_Dataset entries_:
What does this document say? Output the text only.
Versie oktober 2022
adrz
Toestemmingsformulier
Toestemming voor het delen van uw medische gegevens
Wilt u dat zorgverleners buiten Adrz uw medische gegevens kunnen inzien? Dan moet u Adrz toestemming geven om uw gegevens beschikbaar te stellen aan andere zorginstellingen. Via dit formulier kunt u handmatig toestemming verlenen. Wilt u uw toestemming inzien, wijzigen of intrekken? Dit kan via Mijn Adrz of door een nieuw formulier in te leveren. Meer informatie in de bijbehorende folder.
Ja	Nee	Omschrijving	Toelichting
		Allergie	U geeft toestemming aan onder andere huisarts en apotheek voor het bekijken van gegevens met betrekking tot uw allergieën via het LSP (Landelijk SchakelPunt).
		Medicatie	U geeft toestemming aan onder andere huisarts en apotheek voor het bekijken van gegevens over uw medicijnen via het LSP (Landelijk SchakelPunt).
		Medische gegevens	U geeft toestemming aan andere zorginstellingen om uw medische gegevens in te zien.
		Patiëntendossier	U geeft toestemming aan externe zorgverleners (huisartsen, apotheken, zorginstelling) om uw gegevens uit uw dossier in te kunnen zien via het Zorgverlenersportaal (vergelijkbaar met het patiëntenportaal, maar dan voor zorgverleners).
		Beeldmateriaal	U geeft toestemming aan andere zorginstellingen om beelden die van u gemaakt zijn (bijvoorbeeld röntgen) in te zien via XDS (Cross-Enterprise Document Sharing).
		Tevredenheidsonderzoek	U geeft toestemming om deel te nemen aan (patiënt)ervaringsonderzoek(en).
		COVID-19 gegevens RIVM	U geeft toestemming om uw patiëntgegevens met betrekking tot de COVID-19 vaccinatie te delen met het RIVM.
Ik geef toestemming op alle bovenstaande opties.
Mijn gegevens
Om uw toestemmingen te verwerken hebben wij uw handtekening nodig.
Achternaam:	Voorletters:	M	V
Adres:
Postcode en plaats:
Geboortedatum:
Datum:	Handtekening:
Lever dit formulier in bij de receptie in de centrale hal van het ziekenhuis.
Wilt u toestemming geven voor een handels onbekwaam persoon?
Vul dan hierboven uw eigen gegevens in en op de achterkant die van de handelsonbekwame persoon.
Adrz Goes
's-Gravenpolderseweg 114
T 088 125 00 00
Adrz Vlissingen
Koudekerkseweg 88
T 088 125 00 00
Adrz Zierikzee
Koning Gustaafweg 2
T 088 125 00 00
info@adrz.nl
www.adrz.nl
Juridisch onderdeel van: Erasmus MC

_Problem description_:
Collect the complete line wherever the string "persoon" appears in the records.

_The solution_:
Wilt u toestemming geven voor een handels onbekwaam persoon?
Vul dan hierboven uw eigen gegevens in en op de achterkant die van de handelsonbekwame persoon.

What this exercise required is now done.